Find every line with the word "right" and give their count, nothing else.

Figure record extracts
'''

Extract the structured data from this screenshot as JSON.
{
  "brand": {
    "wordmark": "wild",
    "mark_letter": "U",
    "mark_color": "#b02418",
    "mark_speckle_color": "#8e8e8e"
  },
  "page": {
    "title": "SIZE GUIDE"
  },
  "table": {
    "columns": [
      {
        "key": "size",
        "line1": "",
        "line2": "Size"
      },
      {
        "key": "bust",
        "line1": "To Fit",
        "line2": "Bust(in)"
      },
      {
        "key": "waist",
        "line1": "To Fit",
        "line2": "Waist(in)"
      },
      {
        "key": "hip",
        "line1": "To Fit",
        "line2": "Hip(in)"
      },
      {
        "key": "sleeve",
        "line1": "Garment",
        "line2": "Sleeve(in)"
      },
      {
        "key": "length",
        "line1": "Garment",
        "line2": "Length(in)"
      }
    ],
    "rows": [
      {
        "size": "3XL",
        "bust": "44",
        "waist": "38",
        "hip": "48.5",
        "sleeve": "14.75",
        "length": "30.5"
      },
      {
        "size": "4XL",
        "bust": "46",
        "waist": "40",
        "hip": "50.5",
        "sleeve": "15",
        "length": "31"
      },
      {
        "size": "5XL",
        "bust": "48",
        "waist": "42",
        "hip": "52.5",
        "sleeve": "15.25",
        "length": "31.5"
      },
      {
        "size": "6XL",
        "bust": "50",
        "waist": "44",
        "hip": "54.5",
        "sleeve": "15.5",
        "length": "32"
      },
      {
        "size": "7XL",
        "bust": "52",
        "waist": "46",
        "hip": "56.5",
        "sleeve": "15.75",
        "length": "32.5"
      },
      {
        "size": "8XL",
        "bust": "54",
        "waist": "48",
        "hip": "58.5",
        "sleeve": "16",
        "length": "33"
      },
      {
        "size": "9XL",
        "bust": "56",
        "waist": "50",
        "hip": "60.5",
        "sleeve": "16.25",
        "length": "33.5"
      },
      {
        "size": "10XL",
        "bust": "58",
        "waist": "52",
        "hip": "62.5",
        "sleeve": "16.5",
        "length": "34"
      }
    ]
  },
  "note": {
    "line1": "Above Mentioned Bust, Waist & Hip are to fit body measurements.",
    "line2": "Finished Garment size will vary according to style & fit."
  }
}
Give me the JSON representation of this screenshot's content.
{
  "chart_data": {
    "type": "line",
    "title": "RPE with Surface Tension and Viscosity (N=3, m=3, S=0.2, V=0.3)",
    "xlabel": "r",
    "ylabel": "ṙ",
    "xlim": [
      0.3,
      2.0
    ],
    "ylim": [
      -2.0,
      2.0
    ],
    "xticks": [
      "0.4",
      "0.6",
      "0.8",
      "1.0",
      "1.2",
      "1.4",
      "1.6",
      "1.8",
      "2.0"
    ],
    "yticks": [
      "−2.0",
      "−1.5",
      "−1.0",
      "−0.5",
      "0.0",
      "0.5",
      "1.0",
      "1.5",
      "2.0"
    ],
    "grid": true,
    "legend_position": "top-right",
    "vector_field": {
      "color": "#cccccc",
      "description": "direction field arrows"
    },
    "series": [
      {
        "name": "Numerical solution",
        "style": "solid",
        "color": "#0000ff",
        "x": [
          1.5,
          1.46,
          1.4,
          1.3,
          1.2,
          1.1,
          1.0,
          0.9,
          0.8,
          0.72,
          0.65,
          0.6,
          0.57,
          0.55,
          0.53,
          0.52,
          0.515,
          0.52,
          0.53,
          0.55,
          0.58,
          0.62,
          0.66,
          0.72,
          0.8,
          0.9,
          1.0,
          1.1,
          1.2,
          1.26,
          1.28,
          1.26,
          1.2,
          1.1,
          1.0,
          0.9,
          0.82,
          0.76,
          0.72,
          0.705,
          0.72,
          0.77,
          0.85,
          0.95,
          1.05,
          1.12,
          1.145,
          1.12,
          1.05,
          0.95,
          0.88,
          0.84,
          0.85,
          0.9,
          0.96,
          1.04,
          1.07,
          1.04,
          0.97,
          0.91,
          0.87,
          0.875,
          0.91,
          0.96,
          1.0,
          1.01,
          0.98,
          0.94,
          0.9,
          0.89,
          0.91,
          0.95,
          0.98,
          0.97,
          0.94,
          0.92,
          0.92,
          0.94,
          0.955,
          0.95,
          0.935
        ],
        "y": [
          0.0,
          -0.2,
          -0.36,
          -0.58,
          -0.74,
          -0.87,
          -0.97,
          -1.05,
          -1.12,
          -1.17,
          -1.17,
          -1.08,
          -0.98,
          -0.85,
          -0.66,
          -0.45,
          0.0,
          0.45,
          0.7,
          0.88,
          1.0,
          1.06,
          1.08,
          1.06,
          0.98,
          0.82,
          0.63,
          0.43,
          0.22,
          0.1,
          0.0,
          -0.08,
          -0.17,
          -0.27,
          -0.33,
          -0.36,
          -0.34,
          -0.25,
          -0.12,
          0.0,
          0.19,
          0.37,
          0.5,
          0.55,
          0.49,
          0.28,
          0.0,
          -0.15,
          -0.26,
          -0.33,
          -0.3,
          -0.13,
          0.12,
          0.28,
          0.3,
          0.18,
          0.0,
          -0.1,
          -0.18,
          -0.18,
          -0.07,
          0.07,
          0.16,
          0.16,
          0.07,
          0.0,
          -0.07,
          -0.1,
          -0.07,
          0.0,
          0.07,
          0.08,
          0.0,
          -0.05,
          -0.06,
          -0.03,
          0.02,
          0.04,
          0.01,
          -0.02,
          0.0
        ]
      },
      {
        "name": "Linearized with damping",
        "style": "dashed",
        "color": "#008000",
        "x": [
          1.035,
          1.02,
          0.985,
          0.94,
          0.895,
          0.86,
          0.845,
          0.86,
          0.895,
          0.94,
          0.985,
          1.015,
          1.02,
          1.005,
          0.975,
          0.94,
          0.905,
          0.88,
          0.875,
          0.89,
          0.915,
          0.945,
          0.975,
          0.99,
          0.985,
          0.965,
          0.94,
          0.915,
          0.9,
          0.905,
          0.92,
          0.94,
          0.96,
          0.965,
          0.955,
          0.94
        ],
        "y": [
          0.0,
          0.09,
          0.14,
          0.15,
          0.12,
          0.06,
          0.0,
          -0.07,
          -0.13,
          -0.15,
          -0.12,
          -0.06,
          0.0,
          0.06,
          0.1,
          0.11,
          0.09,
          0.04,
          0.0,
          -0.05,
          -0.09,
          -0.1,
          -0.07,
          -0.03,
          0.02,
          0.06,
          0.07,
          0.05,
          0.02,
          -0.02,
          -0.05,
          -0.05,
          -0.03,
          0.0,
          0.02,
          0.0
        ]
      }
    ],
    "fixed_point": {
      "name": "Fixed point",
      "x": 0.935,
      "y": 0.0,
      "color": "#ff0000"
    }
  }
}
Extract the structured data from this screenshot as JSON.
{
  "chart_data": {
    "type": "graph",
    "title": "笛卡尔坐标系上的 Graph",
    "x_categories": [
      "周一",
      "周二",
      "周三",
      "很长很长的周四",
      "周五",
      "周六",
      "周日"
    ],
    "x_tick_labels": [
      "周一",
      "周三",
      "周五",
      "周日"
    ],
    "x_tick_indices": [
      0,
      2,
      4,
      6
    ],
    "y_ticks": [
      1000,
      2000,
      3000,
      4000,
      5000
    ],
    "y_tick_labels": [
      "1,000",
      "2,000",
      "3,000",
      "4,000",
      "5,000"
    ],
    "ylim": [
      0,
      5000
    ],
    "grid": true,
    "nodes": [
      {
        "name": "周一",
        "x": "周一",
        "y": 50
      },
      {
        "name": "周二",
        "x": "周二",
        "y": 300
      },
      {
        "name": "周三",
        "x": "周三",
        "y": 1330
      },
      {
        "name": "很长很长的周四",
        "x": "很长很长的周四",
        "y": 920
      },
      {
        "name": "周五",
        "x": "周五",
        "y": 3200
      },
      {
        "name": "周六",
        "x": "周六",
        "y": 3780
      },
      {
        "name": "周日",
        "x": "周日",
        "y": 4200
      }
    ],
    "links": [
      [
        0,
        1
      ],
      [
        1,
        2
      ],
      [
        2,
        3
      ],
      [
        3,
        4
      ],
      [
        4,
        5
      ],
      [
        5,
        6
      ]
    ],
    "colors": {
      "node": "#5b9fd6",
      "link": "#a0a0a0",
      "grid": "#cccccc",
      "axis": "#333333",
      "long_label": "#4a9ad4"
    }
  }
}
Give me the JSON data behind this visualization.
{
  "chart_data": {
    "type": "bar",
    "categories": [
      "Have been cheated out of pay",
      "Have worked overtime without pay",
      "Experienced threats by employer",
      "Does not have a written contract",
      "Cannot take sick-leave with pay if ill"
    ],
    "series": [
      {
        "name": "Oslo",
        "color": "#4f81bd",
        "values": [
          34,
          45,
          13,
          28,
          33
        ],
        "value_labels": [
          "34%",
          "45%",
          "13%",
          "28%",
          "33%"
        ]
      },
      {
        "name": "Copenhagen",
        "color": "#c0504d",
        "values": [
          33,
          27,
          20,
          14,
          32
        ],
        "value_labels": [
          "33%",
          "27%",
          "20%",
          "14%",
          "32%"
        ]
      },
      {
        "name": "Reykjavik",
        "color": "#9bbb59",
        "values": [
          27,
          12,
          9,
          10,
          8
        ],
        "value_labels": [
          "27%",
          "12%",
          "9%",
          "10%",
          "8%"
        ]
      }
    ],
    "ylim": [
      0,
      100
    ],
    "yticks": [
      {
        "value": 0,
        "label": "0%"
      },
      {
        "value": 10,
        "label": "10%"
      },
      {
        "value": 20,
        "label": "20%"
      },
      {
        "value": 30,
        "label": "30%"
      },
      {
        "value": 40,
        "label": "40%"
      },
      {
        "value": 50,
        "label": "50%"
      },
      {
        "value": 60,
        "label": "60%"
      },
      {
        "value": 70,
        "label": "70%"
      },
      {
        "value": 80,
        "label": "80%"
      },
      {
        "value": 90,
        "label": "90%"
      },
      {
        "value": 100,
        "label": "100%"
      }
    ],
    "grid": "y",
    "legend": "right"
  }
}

'''

WORKED SOLUTION
2